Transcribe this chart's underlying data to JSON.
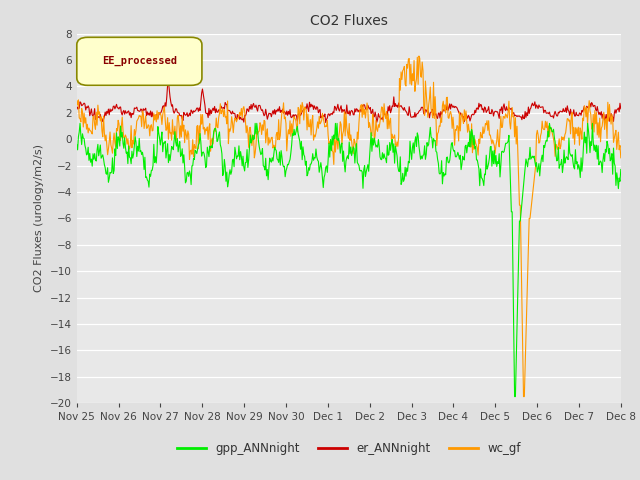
{
  "title": "CO2 Fluxes",
  "ylabel": "CO2 Fluxes (urology/m2/s)",
  "ylim": [
    -20,
    8
  ],
  "yticks": [
    -20,
    -18,
    -16,
    -14,
    -12,
    -10,
    -8,
    -6,
    -4,
    -2,
    0,
    2,
    4,
    6,
    8
  ],
  "date_labels": [
    "Nov 25",
    "Nov 26",
    "Nov 27",
    "Nov 28",
    "Nov 29",
    "Nov 30",
    "Dec 1",
    "Dec 2",
    "Dec 3",
    "Dec 4",
    "Dec 5",
    "Dec 6",
    "Dec 7",
    "Dec 8"
  ],
  "fig_bg_color": "#e0e0e0",
  "plot_bg_color": "#e8e8e8",
  "grid_color": "#ffffff",
  "legend_label": "EE_processed",
  "legend_bg": "#ffffcc",
  "legend_border": "#888800",
  "legend_text_color": "#880000",
  "colors": {
    "gpp": "#00ee00",
    "er": "#cc0000",
    "wc": "#ff9900"
  },
  "series_labels": {
    "gpp": "gpp_ANNnight",
    "er": "er_ANNnight",
    "wc": "wc_gf"
  },
  "title_fontsize": 10,
  "label_fontsize": 8,
  "tick_fontsize": 7.5
}
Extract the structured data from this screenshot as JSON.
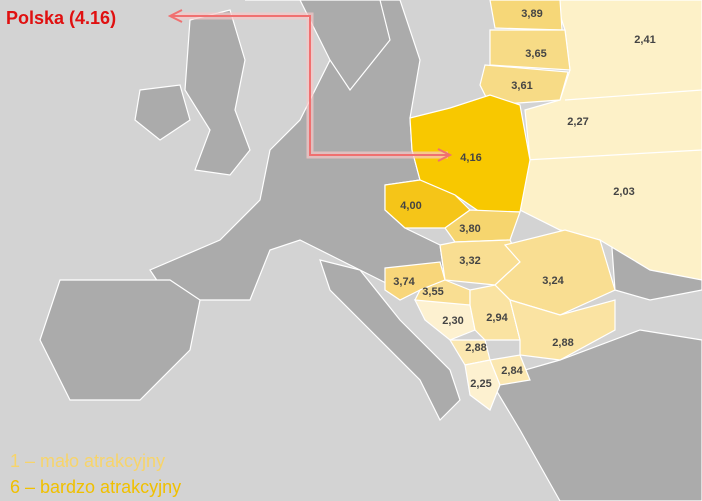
{
  "callout": {
    "label": "Polska (4.16)"
  },
  "regions": [
    {
      "label": "3,89"
    },
    {
      "label": "3,65"
    },
    {
      "label": "3,61"
    },
    {
      "label": "2,41"
    },
    {
      "label": "2,27"
    },
    {
      "label": "4,16"
    },
    {
      "label": "2,03"
    },
    {
      "label": "4,00"
    },
    {
      "label": "3,80"
    },
    {
      "label": "3,32"
    },
    {
      "label": "3,24"
    },
    {
      "label": "3,74"
    },
    {
      "label": "3,55"
    },
    {
      "label": "2,30"
    },
    {
      "label": "2,94"
    },
    {
      "label": "2,88"
    },
    {
      "label": "2,88"
    },
    {
      "label": "2,84"
    },
    {
      "label": "2,25"
    }
  ],
  "legend": [
    {
      "text": "1 – mało atrakcyjny"
    },
    {
      "text": "6 – bardzo atrakcyjny"
    }
  ]
}
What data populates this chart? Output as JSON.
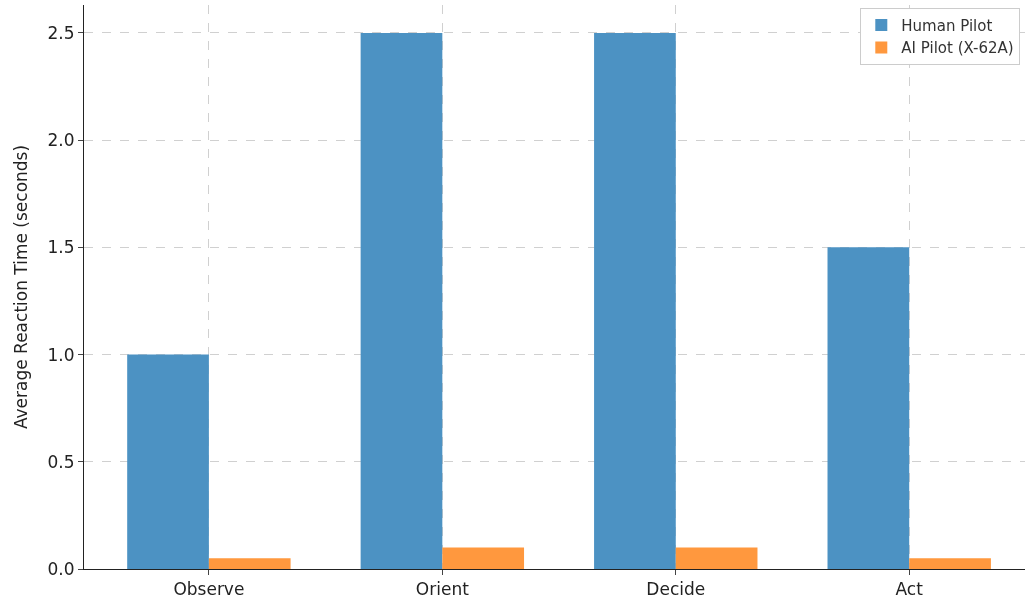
{
  "chart_data": {
    "type": "bar",
    "ylabel": "Average Reaction Time (seconds)",
    "categories": [
      "Observe",
      "Orient",
      "Decide",
      "Act"
    ],
    "series": [
      {
        "name": "Human Pilot",
        "color": "#4c92c3",
        "values": [
          1.0,
          2.5,
          2.5,
          1.5
        ]
      },
      {
        "name": "AI Pilot (X-62A)",
        "color": "#ff983e",
        "values": [
          0.05,
          0.1,
          0.1,
          0.05
        ]
      }
    ],
    "ylim": [
      0,
      2.63
    ],
    "yticks": [
      {
        "value": 0,
        "label": "0.0"
      },
      0.5,
      {
        "value": 1,
        "label": "1.0"
      },
      1.5,
      {
        "value": 2,
        "label": "2.0"
      },
      2.5
    ],
    "grid": true,
    "legend": "top right"
  }
}
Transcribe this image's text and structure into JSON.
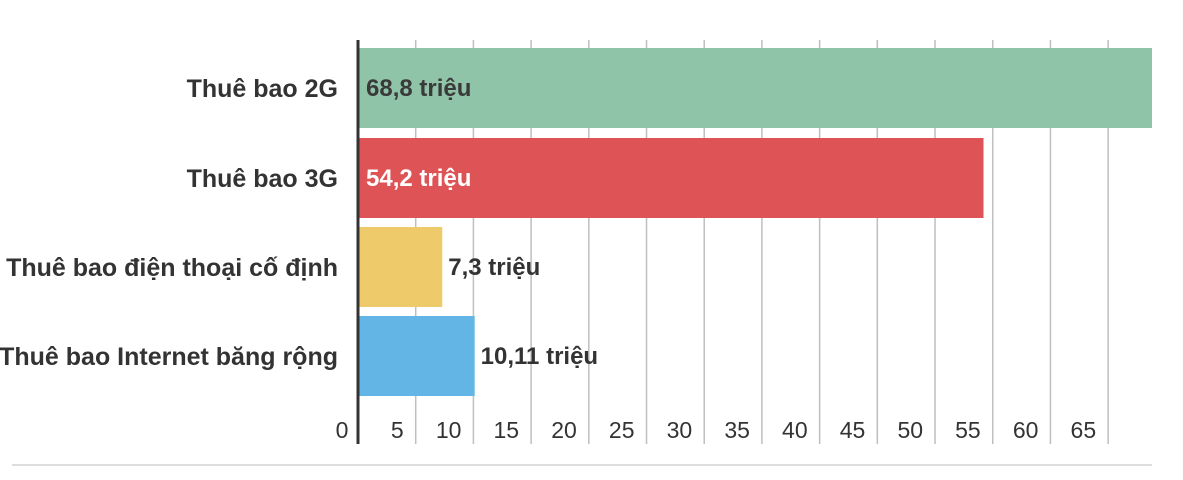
{
  "chart_data": {
    "type": "bar",
    "orientation": "horizontal",
    "categories": [
      "Thuê bao 2G",
      "Thuê bao 3G",
      "Thuê bao điện thoại cố định",
      "Thuê bao Internet băng rộng"
    ],
    "values": [
      68.8,
      54.2,
      7.3,
      10.11
    ],
    "value_labels": [
      "68,8 triệu",
      "54,2 triệu",
      "7,3 triệu",
      "10,11 triệu"
    ],
    "colors": [
      "#8fc4a8",
      "#de5356",
      "#efca6a",
      "#62b5e5"
    ],
    "value_label_colors": [
      "#3a3a3a",
      "#ffffff",
      "#333333",
      "#333333"
    ],
    "xlim": [
      0,
      68.8
    ],
    "ticks": [
      0,
      5,
      10,
      15,
      20,
      25,
      30,
      35,
      40,
      45,
      50,
      55,
      60,
      65
    ],
    "tick_labels": [
      "0",
      "5",
      "10",
      "15",
      "20",
      "25",
      "30",
      "35",
      "40",
      "45",
      "50",
      "55",
      "60",
      "65"
    ],
    "grid": true,
    "title": "",
    "xlabel": "",
    "ylabel": ""
  }
}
--
Leave the pictures out, and print every line of the listing exactly as written.

CORRECT RESULT:
Transcribe this chart's underlying data to JSON.
{
  "title": "CO2 Fluxes",
  "ylabel": "CO2 Fluxes (urology/m2/s)",
  "ylim": [
    -20,
    8
  ],
  "yticks": [
    -20,
    -18,
    -16,
    -14,
    -12,
    -10,
    -8,
    -6,
    -4,
    -2,
    0,
    2,
    4,
    6,
    8
  ],
  "date_labels": [
    "Nov 25",
    "Nov 26",
    "Nov 27",
    "Nov 28",
    "Nov 29",
    "Nov 30",
    "Dec 1",
    "Dec 2",
    "Dec 3",
    "Dec 4",
    "Dec 5",
    "Dec 6",
    "Dec 7",
    "Dec 8"
  ],
  "fig_bg_color": "#e0e0e0",
  "plot_bg_color": "#e8e8e8",
  "grid_color": "#ffffff",
  "legend_label": "EE_processed",
  "legend_bg": "#ffffcc",
  "legend_border": "#888800",
  "legend_text_color": "#880000",
  "colors": {
    "gpp": "#00ee00",
    "er": "#cc0000",
    "wc": "#ff9900"
  },
  "series_labels": {
    "gpp": "gpp_ANNnight",
    "er": "er_ANNnight",
    "wc": "wc_gf"
  },
  "title_fontsize": 10,
  "label_fontsize": 8,
  "tick_fontsize": 7.5
}
Extract the structured data from this screenshot as JSON.
{
  "callout": {
    "label": "Polska (4.16)"
  },
  "regions": [
    {
      "label": "3,89"
    },
    {
      "label": "3,65"
    },
    {
      "label": "3,61"
    },
    {
      "label": "2,41"
    },
    {
      "label": "2,27"
    },
    {
      "label": "4,16"
    },
    {
      "label": "2,03"
    },
    {
      "label": "4,00"
    },
    {
      "label": "3,80"
    },
    {
      "label": "3,32"
    },
    {
      "label": "3,24"
    },
    {
      "label": "3,74"
    },
    {
      "label": "3,55"
    },
    {
      "label": "2,30"
    },
    {
      "label": "2,94"
    },
    {
      "label": "2,88"
    },
    {
      "label": "2,88"
    },
    {
      "label": "2,84"
    },
    {
      "label": "2,25"
    }
  ],
  "legend": [
    {
      "text": "1 – mało atrakcyjny"
    },
    {
      "text": "6 – bardzo atrakcyjny"
    }
  ]
}
What data populates this chart? Output as JSON.
{
  "chart_data": {
    "type": "bar",
    "ylabel": "Average Reaction Time (seconds)",
    "categories": [
      "Observe",
      "Orient",
      "Decide",
      "Act"
    ],
    "series": [
      {
        "name": "Human Pilot",
        "color": "#4c92c3",
        "values": [
          1.0,
          2.5,
          2.5,
          1.5
        ]
      },
      {
        "name": "AI Pilot (X-62A)",
        "color": "#ff983e",
        "values": [
          0.05,
          0.1,
          0.1,
          0.05
        ]
      }
    ],
    "ylim": [
      0,
      2.63
    ],
    "yticks": [
      {
        "value": 0,
        "label": "0.0"
      },
      0.5,
      {
        "value": 1,
        "label": "1.0"
      },
      1.5,
      {
        "value": 2,
        "label": "2.0"
      },
      2.5
    ],
    "grid": true,
    "legend": "top right"
  }
}
Transcribe this image's text and structure into JSON.
{
  "chart_data": {
    "type": "bar",
    "orientation": "horizontal",
    "categories": [
      "Thuê bao 2G",
      "Thuê bao 3G",
      "Thuê bao điện thoại cố định",
      "Thuê bao Internet băng rộng"
    ],
    "values": [
      68.8,
      54.2,
      7.3,
      10.11
    ],
    "value_labels": [
      "68,8 triệu",
      "54,2 triệu",
      "7,3 triệu",
      "10,11 triệu"
    ],
    "colors": [
      "#8fc4a8",
      "#de5356",
      "#efca6a",
      "#62b5e5"
    ],
    "value_label_colors": [
      "#3a3a3a",
      "#ffffff",
      "#333333",
      "#333333"
    ],
    "xlim": [
      0,
      68.8
    ],
    "ticks": [
      0,
      5,
      10,
      15,
      20,
      25,
      30,
      35,
      40,
      45,
      50,
      55,
      60,
      65
    ],
    "tick_labels": [
      "0",
      "5",
      "10",
      "15",
      "20",
      "25",
      "30",
      "35",
      "40",
      "45",
      "50",
      "55",
      "60",
      "65"
    ],
    "grid": true,
    "title": "",
    "xlabel": "",
    "ylabel": ""
  }
}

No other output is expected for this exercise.